(Records about charts and figures)

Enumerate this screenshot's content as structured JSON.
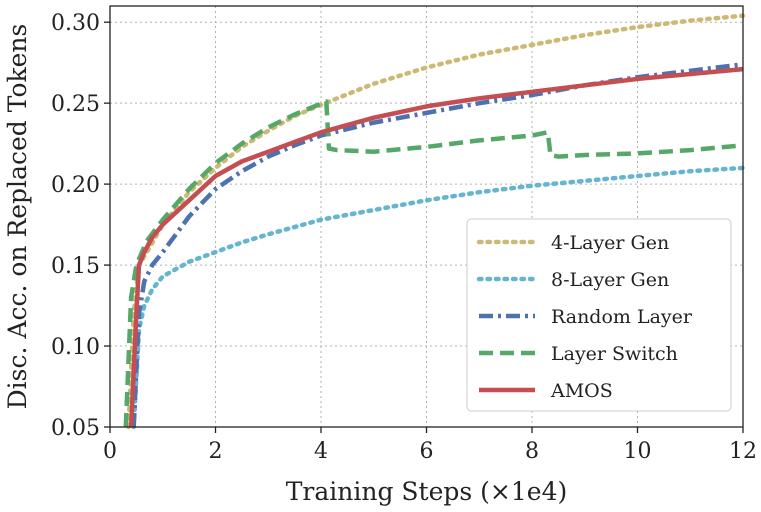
{
  "chart_data": {
    "type": "line",
    "title": "",
    "xlabel": "Training Steps (×1e4)",
    "ylabel": "Disc. Acc. on Replaced Tokens",
    "xlim": [
      0,
      12
    ],
    "ylim": [
      0.05,
      0.31
    ],
    "xticks": [
      0,
      2,
      4,
      6,
      8,
      10,
      12
    ],
    "xtick_labels": [
      "0",
      "2",
      "4",
      "6",
      "8",
      "10",
      "12"
    ],
    "yticks": [
      0.05,
      0.1,
      0.15,
      0.2,
      0.25,
      0.3
    ],
    "ytick_labels": [
      "0.05",
      "0.10",
      "0.15",
      "0.20",
      "0.25",
      "0.30"
    ],
    "grid": true,
    "legend_position": "lower-right",
    "series": [
      {
        "name": "4-Layer Gen",
        "color": "#ccb974",
        "style": "dotted",
        "x": [
          0.35,
          0.45,
          0.55,
          0.7,
          1,
          1.5,
          2,
          2.5,
          3,
          3.5,
          4,
          5,
          6,
          7,
          8,
          9,
          10,
          11,
          12
        ],
        "y": [
          0.05,
          0.12,
          0.15,
          0.158,
          0.175,
          0.195,
          0.21,
          0.223,
          0.233,
          0.242,
          0.249,
          0.262,
          0.272,
          0.28,
          0.286,
          0.292,
          0.297,
          0.301,
          0.304
        ]
      },
      {
        "name": "8-Layer Gen",
        "color": "#64b5cd",
        "style": "dotted",
        "x": [
          0.45,
          0.55,
          0.65,
          0.8,
          1,
          1.5,
          2,
          2.5,
          3,
          4,
          5,
          6,
          7,
          8,
          9,
          10,
          11,
          12
        ],
        "y": [
          0.05,
          0.11,
          0.125,
          0.135,
          0.143,
          0.152,
          0.158,
          0.164,
          0.169,
          0.178,
          0.184,
          0.19,
          0.195,
          0.199,
          0.202,
          0.205,
          0.208,
          0.21
        ]
      },
      {
        "name": "Random Layer",
        "color": "#4c72b0",
        "style": "dashdot",
        "x": [
          0.45,
          0.55,
          0.65,
          0.8,
          1,
          1.5,
          2,
          2.5,
          3,
          3.5,
          4,
          5,
          6,
          7,
          8,
          9,
          10,
          11,
          12
        ],
        "y": [
          0.05,
          0.12,
          0.14,
          0.15,
          0.158,
          0.18,
          0.197,
          0.208,
          0.217,
          0.224,
          0.23,
          0.238,
          0.244,
          0.25,
          0.255,
          0.261,
          0.266,
          0.27,
          0.274
        ]
      },
      {
        "name": "Layer Switch",
        "color": "#55a868",
        "style": "dashed",
        "x": [
          0.3,
          0.4,
          0.5,
          0.7,
          1,
          1.5,
          2,
          2.5,
          3,
          3.5,
          4.1,
          4.15,
          4.3,
          5,
          6,
          7,
          8,
          8.3,
          8.35,
          8.5,
          9,
          10,
          11,
          12
        ],
        "y": [
          0.05,
          0.13,
          0.15,
          0.165,
          0.178,
          0.197,
          0.213,
          0.225,
          0.235,
          0.243,
          0.251,
          0.222,
          0.221,
          0.22,
          0.223,
          0.227,
          0.23,
          0.232,
          0.218,
          0.217,
          0.218,
          0.219,
          0.221,
          0.224
        ]
      },
      {
        "name": "AMOS",
        "color": "#c44e52",
        "style": "solid",
        "x": [
          0.4,
          0.5,
          0.55,
          0.65,
          0.8,
          1,
          1.5,
          2,
          2.5,
          3,
          3.5,
          4,
          5,
          6,
          7,
          8,
          9,
          10,
          11,
          12
        ],
        "y": [
          0.05,
          0.12,
          0.15,
          0.158,
          0.167,
          0.175,
          0.19,
          0.205,
          0.214,
          0.22,
          0.226,
          0.232,
          0.241,
          0.248,
          0.253,
          0.257,
          0.261,
          0.265,
          0.268,
          0.271
        ]
      }
    ]
  }
}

» **Directions for this task**
Output, exactly, all the records above; include no pictures.

» **Correct output**
Enumerate this screenshot's content as structured JSON.
{
  "chart_data": {
    "type": "line",
    "title": "",
    "xlabel": "Training Steps (×1e4)",
    "ylabel": "Disc. Acc. on Replaced Tokens",
    "xlim": [
      0,
      12
    ],
    "ylim": [
      0.05,
      0.31
    ],
    "xticks": [
      0,
      2,
      4,
      6,
      8,
      10,
      12
    ],
    "xtick_labels": [
      "0",
      "2",
      "4",
      "6",
      "8",
      "10",
      "12"
    ],
    "yticks": [
      0.05,
      0.1,
      0.15,
      0.2,
      0.25,
      0.3
    ],
    "ytick_labels": [
      "0.05",
      "0.10",
      "0.15",
      "0.20",
      "0.25",
      "0.30"
    ],
    "grid": true,
    "legend_position": "lower-right",
    "series": [
      {
        "name": "4-Layer Gen",
        "color": "#ccb974",
        "style": "dotted",
        "x": [
          0.35,
          0.45,
          0.55,
          0.7,
          1,
          1.5,
          2,
          2.5,
          3,
          3.5,
          4,
          5,
          6,
          7,
          8,
          9,
          10,
          11,
          12
        ],
        "y": [
          0.05,
          0.12,
          0.15,
          0.158,
          0.175,
          0.195,
          0.21,
          0.223,
          0.233,
          0.242,
          0.249,
          0.262,
          0.272,
          0.28,
          0.286,
          0.292,
          0.297,
          0.301,
          0.304
        ]
      },
      {
        "name": "8-Layer Gen",
        "color": "#64b5cd",
        "style": "dotted",
        "x": [
          0.45,
          0.55,
          0.65,
          0.8,
          1,
          1.5,
          2,
          2.5,
          3,
          4,
          5,
          6,
          7,
          8,
          9,
          10,
          11,
          12
        ],
        "y": [
          0.05,
          0.11,
          0.125,
          0.135,
          0.143,
          0.152,
          0.158,
          0.164,
          0.169,
          0.178,
          0.184,
          0.19,
          0.195,
          0.199,
          0.202,
          0.205,
          0.208,
          0.21
        ]
      },
      {
        "name": "Random Layer",
        "color": "#4c72b0",
        "style": "dashdot",
        "x": [
          0.45,
          0.55,
          0.65,
          0.8,
          1,
          1.5,
          2,
          2.5,
          3,
          3.5,
          4,
          5,
          6,
          7,
          8,
          9,
          10,
          11,
          12
        ],
        "y": [
          0.05,
          0.12,
          0.14,
          0.15,
          0.158,
          0.18,
          0.197,
          0.208,
          0.217,
          0.224,
          0.23,
          0.238,
          0.244,
          0.25,
          0.255,
          0.261,
          0.266,
          0.27,
          0.274
        ]
      },
      {
        "name": "Layer Switch",
        "color": "#55a868",
        "style": "dashed",
        "x": [
          0.3,
          0.4,
          0.5,
          0.7,
          1,
          1.5,
          2,
          2.5,
          3,
          3.5,
          4.1,
          4.15,
          4.3,
          5,
          6,
          7,
          8,
          8.3,
          8.35,
          8.5,
          9,
          10,
          11,
          12
        ],
        "y": [
          0.05,
          0.13,
          0.15,
          0.165,
          0.178,
          0.197,
          0.213,
          0.225,
          0.235,
          0.243,
          0.251,
          0.222,
          0.221,
          0.22,
          0.223,
          0.227,
          0.23,
          0.232,
          0.218,
          0.217,
          0.218,
          0.219,
          0.221,
          0.224
        ]
      },
      {
        "name": "AMOS",
        "color": "#c44e52",
        "style": "solid",
        "x": [
          0.4,
          0.5,
          0.55,
          0.65,
          0.8,
          1,
          1.5,
          2,
          2.5,
          3,
          3.5,
          4,
          5,
          6,
          7,
          8,
          9,
          10,
          11,
          12
        ],
        "y": [
          0.05,
          0.12,
          0.15,
          0.158,
          0.167,
          0.175,
          0.19,
          0.205,
          0.214,
          0.22,
          0.226,
          0.232,
          0.241,
          0.248,
          0.253,
          0.257,
          0.261,
          0.265,
          0.268,
          0.271
        ]
      }
    ]
  }
}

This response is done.